** What the exercise asks **
Find the lines holding the string "border" in the data, then copy all of them.
* Begin Records to use *
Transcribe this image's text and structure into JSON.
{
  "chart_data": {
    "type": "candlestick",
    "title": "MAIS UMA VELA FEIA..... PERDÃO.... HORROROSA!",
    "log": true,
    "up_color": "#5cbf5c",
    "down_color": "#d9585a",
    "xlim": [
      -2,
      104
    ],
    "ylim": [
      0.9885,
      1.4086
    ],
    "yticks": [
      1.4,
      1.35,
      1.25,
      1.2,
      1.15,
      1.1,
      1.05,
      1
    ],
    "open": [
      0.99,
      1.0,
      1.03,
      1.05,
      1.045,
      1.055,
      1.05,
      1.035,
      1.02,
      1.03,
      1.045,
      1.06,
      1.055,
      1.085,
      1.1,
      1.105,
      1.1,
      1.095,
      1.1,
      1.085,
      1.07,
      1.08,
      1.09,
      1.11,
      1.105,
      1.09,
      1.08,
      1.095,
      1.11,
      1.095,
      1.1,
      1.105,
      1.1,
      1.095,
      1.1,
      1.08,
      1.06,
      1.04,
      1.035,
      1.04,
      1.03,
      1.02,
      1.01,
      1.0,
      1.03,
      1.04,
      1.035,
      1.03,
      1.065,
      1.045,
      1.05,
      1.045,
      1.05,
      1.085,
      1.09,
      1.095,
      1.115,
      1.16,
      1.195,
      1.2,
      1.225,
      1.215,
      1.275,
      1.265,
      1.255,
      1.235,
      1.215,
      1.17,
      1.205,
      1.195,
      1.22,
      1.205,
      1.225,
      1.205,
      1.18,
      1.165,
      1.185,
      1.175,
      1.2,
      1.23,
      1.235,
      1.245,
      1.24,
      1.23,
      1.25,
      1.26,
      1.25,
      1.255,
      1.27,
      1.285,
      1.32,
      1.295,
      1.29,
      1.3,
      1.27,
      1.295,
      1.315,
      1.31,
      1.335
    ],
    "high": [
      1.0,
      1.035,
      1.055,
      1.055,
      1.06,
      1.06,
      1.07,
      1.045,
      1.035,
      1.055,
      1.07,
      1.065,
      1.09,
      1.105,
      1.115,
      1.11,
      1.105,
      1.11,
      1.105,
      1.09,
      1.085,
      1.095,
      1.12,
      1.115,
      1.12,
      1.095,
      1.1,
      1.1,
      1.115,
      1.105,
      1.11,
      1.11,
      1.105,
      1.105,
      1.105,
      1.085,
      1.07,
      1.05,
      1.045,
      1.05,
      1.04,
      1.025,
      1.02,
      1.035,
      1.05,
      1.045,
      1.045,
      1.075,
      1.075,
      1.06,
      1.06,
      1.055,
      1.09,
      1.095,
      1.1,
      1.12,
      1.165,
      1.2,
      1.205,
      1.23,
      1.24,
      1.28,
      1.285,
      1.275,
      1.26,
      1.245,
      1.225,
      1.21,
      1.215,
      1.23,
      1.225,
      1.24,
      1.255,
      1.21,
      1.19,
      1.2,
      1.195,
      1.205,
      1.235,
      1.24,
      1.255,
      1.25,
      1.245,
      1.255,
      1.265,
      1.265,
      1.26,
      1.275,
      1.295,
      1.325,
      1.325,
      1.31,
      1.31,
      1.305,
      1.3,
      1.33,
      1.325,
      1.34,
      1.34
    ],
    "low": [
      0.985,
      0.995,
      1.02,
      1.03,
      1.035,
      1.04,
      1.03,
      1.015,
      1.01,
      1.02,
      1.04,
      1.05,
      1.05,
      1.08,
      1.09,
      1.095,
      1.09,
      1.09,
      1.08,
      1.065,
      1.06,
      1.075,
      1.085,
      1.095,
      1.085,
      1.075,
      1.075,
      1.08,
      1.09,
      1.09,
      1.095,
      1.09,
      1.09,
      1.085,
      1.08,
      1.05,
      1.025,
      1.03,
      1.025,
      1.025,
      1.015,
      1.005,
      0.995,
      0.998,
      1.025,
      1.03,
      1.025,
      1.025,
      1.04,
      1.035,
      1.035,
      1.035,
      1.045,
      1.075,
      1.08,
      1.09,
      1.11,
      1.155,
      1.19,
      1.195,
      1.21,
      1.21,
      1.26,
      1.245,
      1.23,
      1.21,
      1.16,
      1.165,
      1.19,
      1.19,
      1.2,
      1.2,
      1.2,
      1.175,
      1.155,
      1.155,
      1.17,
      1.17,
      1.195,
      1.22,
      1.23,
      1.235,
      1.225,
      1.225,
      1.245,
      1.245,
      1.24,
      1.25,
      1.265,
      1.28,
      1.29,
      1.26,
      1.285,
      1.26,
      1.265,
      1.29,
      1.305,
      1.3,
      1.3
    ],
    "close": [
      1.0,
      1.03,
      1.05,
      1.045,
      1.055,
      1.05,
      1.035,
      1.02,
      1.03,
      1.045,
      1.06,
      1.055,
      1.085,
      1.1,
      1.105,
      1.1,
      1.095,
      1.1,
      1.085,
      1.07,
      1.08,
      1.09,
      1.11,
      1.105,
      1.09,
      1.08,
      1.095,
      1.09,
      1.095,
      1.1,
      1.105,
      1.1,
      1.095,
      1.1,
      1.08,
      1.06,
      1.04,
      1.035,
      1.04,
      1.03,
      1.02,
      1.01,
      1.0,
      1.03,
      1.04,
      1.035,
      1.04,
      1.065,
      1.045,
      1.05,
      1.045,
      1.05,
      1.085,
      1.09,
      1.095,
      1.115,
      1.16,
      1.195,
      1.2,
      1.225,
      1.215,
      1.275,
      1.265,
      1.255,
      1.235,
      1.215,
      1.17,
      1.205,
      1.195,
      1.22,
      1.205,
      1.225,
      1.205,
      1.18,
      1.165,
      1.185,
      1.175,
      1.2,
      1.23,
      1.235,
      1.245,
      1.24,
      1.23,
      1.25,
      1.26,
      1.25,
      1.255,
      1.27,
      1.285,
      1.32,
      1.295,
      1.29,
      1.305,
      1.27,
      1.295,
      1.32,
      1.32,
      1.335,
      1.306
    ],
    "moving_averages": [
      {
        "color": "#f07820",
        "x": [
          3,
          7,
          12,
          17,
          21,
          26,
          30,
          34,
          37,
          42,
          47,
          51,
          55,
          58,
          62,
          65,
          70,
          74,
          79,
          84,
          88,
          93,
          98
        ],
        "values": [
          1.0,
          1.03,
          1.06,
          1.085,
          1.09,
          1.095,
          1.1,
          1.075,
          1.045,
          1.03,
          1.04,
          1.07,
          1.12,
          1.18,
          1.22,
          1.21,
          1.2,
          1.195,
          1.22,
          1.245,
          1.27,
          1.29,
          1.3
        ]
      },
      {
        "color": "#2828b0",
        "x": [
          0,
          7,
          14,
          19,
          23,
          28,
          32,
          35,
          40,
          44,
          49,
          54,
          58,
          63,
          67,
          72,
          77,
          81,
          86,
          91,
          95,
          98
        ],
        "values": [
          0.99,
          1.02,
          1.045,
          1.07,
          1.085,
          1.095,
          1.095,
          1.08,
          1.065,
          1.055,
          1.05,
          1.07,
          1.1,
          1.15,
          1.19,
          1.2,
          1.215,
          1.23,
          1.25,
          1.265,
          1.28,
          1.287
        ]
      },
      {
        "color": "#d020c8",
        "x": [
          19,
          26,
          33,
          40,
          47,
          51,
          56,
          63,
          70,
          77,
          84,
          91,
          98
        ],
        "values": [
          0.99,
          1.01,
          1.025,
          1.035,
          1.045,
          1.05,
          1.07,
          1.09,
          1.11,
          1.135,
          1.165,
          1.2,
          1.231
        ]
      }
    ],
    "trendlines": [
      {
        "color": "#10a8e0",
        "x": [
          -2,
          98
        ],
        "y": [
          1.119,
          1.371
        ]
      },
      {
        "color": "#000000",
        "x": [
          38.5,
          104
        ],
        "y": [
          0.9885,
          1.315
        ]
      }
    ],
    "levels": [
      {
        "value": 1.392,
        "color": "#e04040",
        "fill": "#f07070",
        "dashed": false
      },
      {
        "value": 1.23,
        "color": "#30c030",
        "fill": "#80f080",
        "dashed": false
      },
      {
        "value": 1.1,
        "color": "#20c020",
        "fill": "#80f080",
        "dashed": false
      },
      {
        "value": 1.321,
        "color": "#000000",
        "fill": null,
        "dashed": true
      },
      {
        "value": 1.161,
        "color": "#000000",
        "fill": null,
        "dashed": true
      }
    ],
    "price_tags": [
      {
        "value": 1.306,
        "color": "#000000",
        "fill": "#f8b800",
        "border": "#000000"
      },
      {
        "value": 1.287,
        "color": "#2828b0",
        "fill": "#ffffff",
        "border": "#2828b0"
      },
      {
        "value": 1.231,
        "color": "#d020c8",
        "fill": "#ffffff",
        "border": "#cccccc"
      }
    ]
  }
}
* End Records to use *
** Finished task **
        "border": "#000000"
        "border": "#2828b0"
        "border": "#cccccc"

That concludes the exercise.